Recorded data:
--------------------------------------------------

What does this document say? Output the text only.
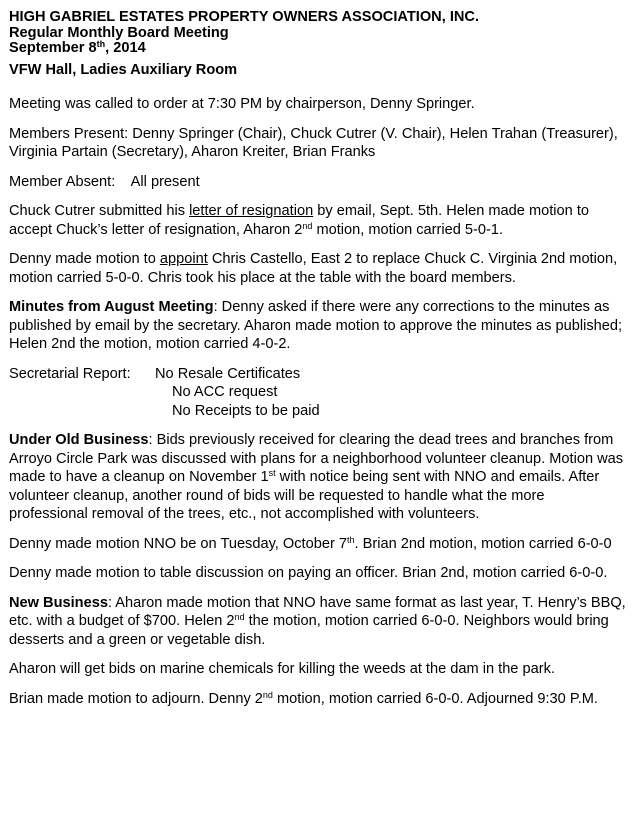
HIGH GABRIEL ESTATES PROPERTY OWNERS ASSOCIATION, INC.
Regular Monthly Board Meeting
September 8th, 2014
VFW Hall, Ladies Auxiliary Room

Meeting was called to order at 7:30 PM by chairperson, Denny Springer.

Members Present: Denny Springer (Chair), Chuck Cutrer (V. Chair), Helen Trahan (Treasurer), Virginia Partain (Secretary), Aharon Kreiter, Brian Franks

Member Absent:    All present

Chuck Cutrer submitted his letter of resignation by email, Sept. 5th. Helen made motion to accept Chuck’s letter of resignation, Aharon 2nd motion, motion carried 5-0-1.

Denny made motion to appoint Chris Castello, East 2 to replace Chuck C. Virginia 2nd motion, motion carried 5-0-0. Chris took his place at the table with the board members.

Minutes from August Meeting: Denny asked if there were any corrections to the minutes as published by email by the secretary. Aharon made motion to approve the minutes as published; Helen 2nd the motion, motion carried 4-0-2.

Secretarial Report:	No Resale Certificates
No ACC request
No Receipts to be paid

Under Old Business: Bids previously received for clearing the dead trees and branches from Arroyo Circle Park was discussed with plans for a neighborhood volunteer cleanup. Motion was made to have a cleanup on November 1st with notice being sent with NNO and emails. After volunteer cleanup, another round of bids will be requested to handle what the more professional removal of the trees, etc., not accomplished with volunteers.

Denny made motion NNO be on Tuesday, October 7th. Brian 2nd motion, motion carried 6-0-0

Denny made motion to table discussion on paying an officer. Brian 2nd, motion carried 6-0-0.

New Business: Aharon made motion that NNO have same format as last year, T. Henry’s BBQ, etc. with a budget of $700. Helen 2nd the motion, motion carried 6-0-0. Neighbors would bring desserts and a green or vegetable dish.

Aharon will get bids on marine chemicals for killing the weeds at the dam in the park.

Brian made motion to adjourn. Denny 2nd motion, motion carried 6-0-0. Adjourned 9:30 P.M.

--------------------------------------------------

→ **WRITTEN TASK**
Copy all lines from the entries that contain the word "bids".

→ **RESULT FOR THIS EXERCISE**
Under Old Business: Bids previously received for clearing the dead trees and branches from Arroyo Circle Park was discussed with plans for a neighborhood volunteer cleanup. Motion was made to have a cleanup on November 1st with notice being sent with NNO and emails. After volunteer cleanup, another round of bids will be requested to handle what the more professional removal of the trees, etc., not accomplished with volunteers.
Aharon will get bids on marine chemicals for killing the weeds at the dam in the park.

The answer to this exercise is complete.